[DOCUMENT PASSAGE start]

Because of the combination of wavelengths, sunlight, which is known bright, tends to be a little yellow, but it does include all visible wavelengths. The colors in rainbows are in the same order as the colors plotted against wavelength. This means the white light in a rainbow is distributed according to wavelength. This scattering of white light is known as Dispersion. More precisely, dispersion happens if a mechanism changes the direction of light in a wavelength-dependent way. Dispersion can occur with any form of wave and is often associated with wavelength-dependent processes.

What is a White Light?

Sometimes you have noticed that when you face towards the sun and see the sky you see the white light in the sky it is not really a white light it is a mixture of several colors. We can say that white light is the mixture of several colors having different wavelengths and frequency points on the same spot. We can also say that the complete blend of all the wavelengths of the spectrum is known as White Light.

The natural sources of white light are stars and the sun. The source of white light in the solar system is the sun. The artificial white light can be created with the help of LED and fluorescent light bulbs.

What is the Visible Light Spectrum?

Visible light waves are one of the significant forms of electromagnetic waves just like X-rays, infrared radiation, UV-rays, and microwaves.   These waves can be visualized as the colors of the rainbow, with each color possessing a different wavelength. The wavelength of red is the longest, while that of violet is the smallest.

White light is formed when all the waves are seen together. As white light passes through the lens, it splits into the visible light spectrum's colors. The visible light spectrum is a portion of an electromagnetic spectrum which can we can see from our naked eyes. The human eye can only see light with a specific wavelength only, and it ranges between 380 and 740 nm. If we are considering the frequency then the range of frequency varies between 405 and 790 THz.

Dispersion

The phenomenon of splitting of visible light into its component colors is called dispersion. Dispersion of light is caused by the change of speed of light ray (resulting in angle of deviation) of each wavelength by a different amount. 

The dispersion of a light wave by a prism is shown in the diagram. As white light is incident on a glass prism, the emergent light appears to be multicolored (violet, indigo, blue, green, yellow, orange and red). The light that bends the least is red, while the light that bends the most is violet. Dispersion is the process of light breaking into its constituent colors. The continuum of light is the pattern of color components in light.

[DOCUMENT PASSAGE end]

■ EXERCISE OBJECTIVE: Summarize the passage on white light and dispersion in two sentences.

[ROWS start]

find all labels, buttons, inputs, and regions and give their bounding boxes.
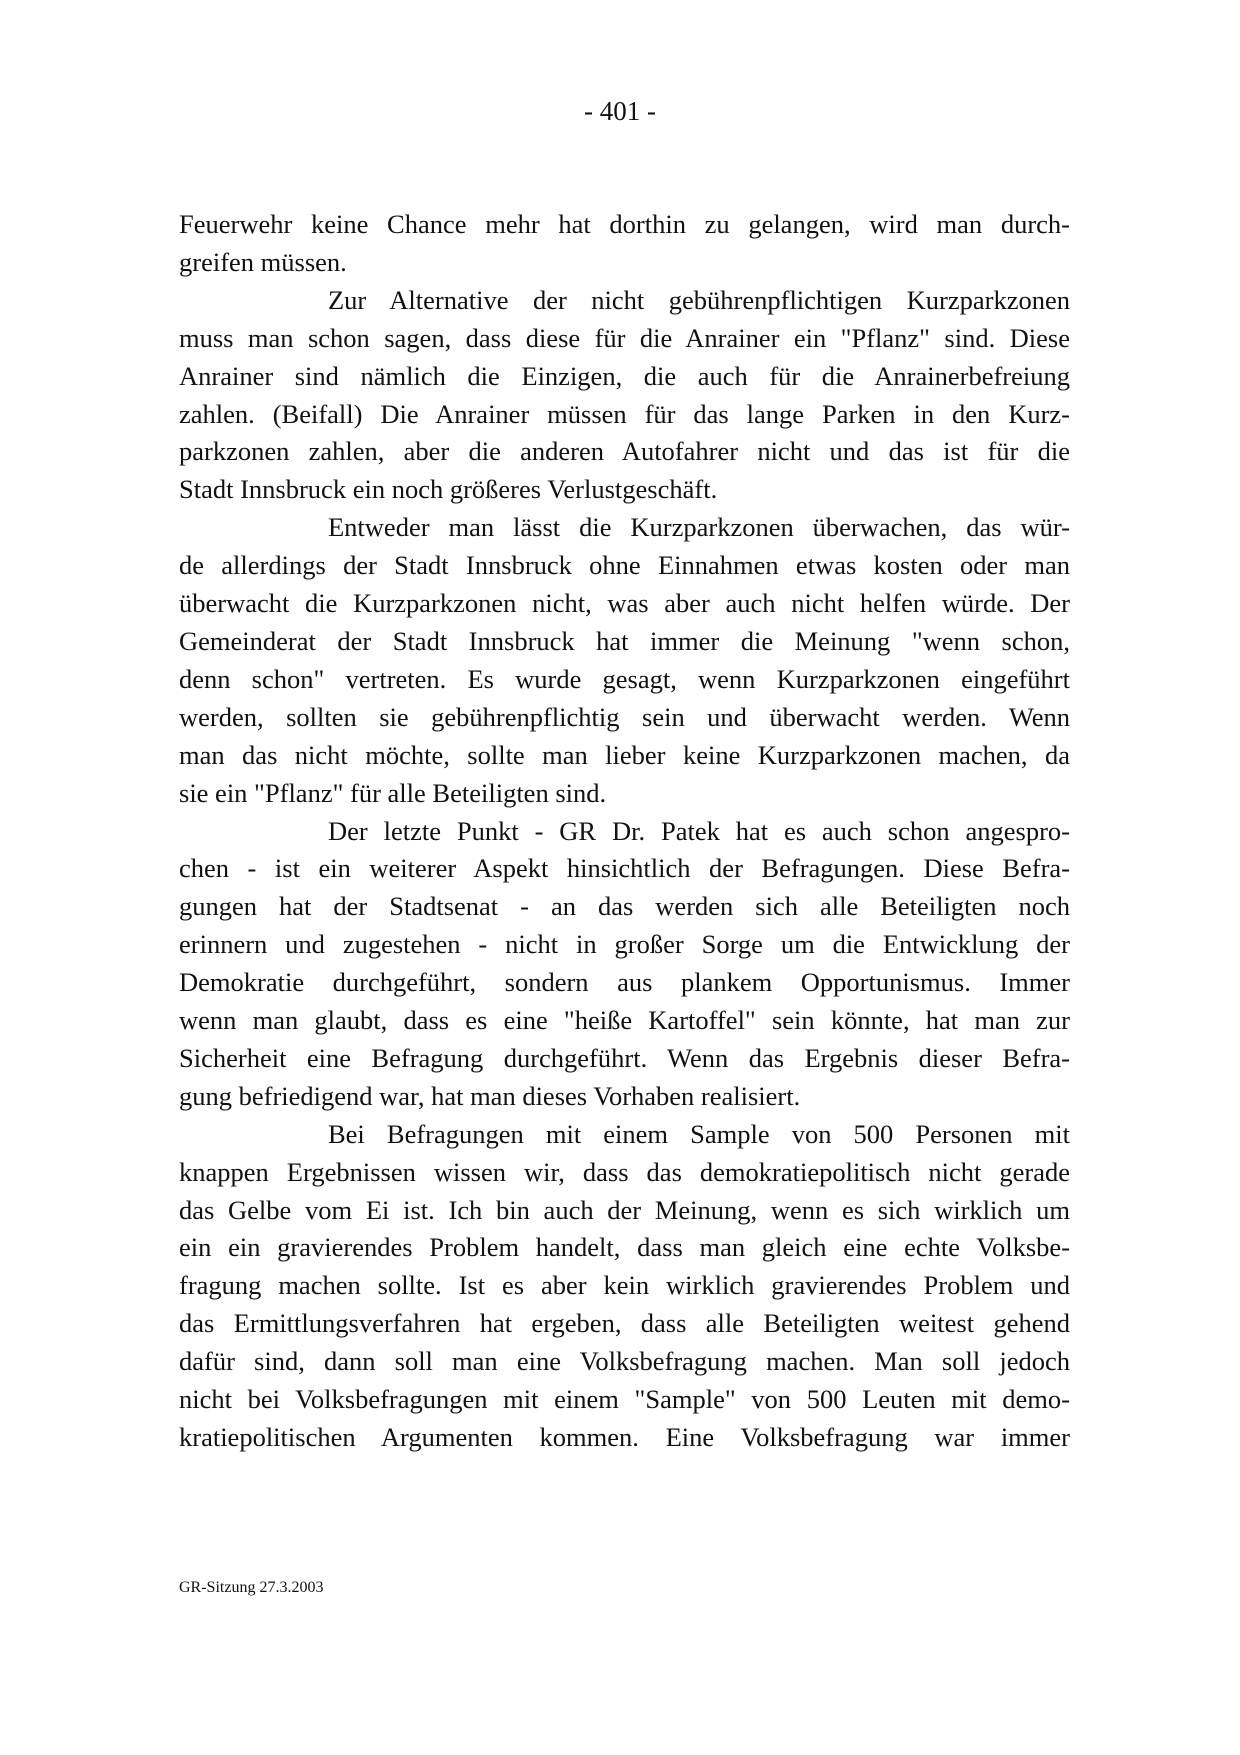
text-line: erinnern und zugestehen - nicht in großer Sorge um die Entwicklung der (179, 929, 1070, 960)
body-text (179, 206, 1070, 1457)
text-line: dafür sind, dann soll man eine Volksbefragung machen. Man soll jedoch (179, 1346, 1070, 1377)
text-line: zahlen. (Beifall) Die Anrainer müssen für das lange Parken in den Kurz- (179, 398, 1070, 429)
text-line: Demokratie durchgeführt, sondern aus plankem Opportunismus. Immer (179, 967, 1070, 998)
paragraph (179, 813, 1070, 1116)
text-line: gung befriedigend war, hat man dieses Vorhaben realisiert. (179, 1080, 801, 1111)
text-line: Sicherheit eine Befragung durchgeführt. Wenn das Ergebnis dieser Befra- (179, 1042, 1070, 1073)
paragraph (179, 509, 1070, 812)
text-line: Anrainer sind nämlich die Einzigen, die auch für die Anrainerbefreiung (179, 360, 1070, 391)
text-line: man das nicht möchte, sollte man lieber keine Kurzparkzonen machen, da (179, 739, 1070, 770)
text-line: das Ermittlungsverfahren hat ergeben, dass alle Beteiligten weitest gehend (179, 1308, 1070, 1339)
text-line: Zur Alternative der nicht gebührenpflichtigen Kurzparkzonen (328, 284, 1070, 315)
text-line: gungen hat der Stadtsenat - an das werden sich alle Beteiligten noch (179, 891, 1070, 922)
text-line: ein ein gravierendes Problem handelt, dass man gleich eine echte Volksbe- (179, 1232, 1070, 1263)
text-line: überwacht die Kurzparkzonen nicht, was aber auch nicht helfen würde. Der (179, 588, 1070, 619)
text-line: Stadt Innsbruck ein noch größeres Verlustgeschäft. (179, 474, 718, 505)
paragraph (179, 1116, 1070, 1457)
text-line: denn schon" vertreten. Es wurde gesagt, wenn Kurzparkzonen eingeführt (179, 663, 1070, 694)
text-line: chen - ist ein weiterer Aspekt hinsichtlich der Befragungen. Diese Befra- (179, 853, 1070, 884)
text-line: fragung machen sollte. Ist es aber kein wirklich gravierendes Problem und (179, 1270, 1070, 1301)
text-line: nicht bei Volksbefragungen mit einem "Sample" von 500 Leuten mit demo- (179, 1384, 1070, 1415)
text-line: de allerdings der Stadt Innsbruck ohne Einnahmen etwas kosten oder man (179, 550, 1070, 581)
text-line: parkzonen zahlen, aber die anderen Autofahrer nicht und das ist für die (179, 436, 1070, 467)
text-line: greifen müssen. (179, 246, 347, 277)
text-line: Feuerwehr keine Chance mehr hat dorthin zu gelangen, wird man durch- (179, 209, 1070, 239)
paragraph (179, 206, 1070, 282)
page-number: - 401 - (584, 96, 656, 126)
text-line: knappen Ergebnissen wissen wir, dass das demokratiepolitisch nicht gerade (179, 1156, 1070, 1187)
text-line: wenn man glaubt, dass es eine "heiße Kartoffel" sein könnte, hat man zur (179, 1005, 1070, 1036)
text-line: Entweder man lässt die Kurzparkzonen überwachen, das wür- (328, 512, 1070, 543)
text-line: muss man schon sagen, dass diese für die Anrainer ein "Pflanz" sind. Diese (179, 322, 1070, 353)
text-line: das Gelbe vom Ei ist. Ich bin auch der Meinung, wenn es sich wirklich um (179, 1194, 1070, 1225)
text-line: kratiepolitischen Argumenten kommen. Eine Volksbefragung war immer (179, 1422, 1070, 1452)
text-line: Gemeinderat der Stadt Innsbruck hat immer die Meinung "wenn schon, (179, 625, 1070, 656)
text-line: Bei Befragungen mit einem Sample von 500 Personen mit (328, 1118, 1070, 1149)
text-line: Der letzte Punkt - GR Dr. Patek hat es auch schon angespro- (328, 815, 1070, 846)
paragraph (179, 282, 1070, 509)
text-line: sie ein "Pflanz" für alle Beteiligten sind. (179, 777, 607, 808)
footer-session-date: GR-Sitzung 27.3.2003 (179, 1579, 324, 1596)
text-line: werden, sollten sie gebührenpflichtig sein und überwacht werden. Wenn (179, 701, 1070, 732)
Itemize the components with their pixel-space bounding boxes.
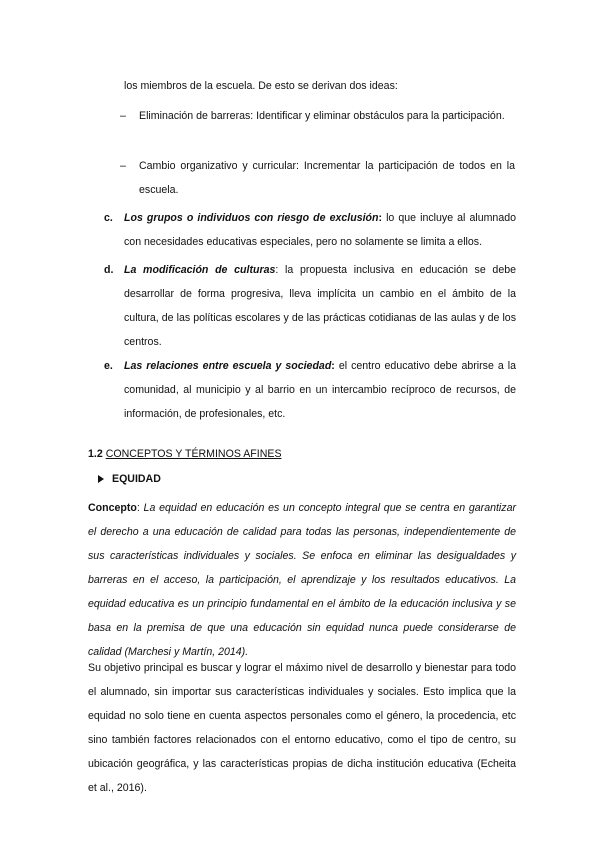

[ROWS end]

■ WORKED SOLUTION: White light, whose natural sources are the sun and stars, is a blend of all visible wavelengths, which the human eye can see between 380 and 740 nm and which appear as the colors of the rainbow, from red with the longest wavelength to violet with the shortest. Dispersion is the splitting of this light into its component colors because the speed of each wavelength changes by a different amount, so a glass prism bends red light the least and violet light the most.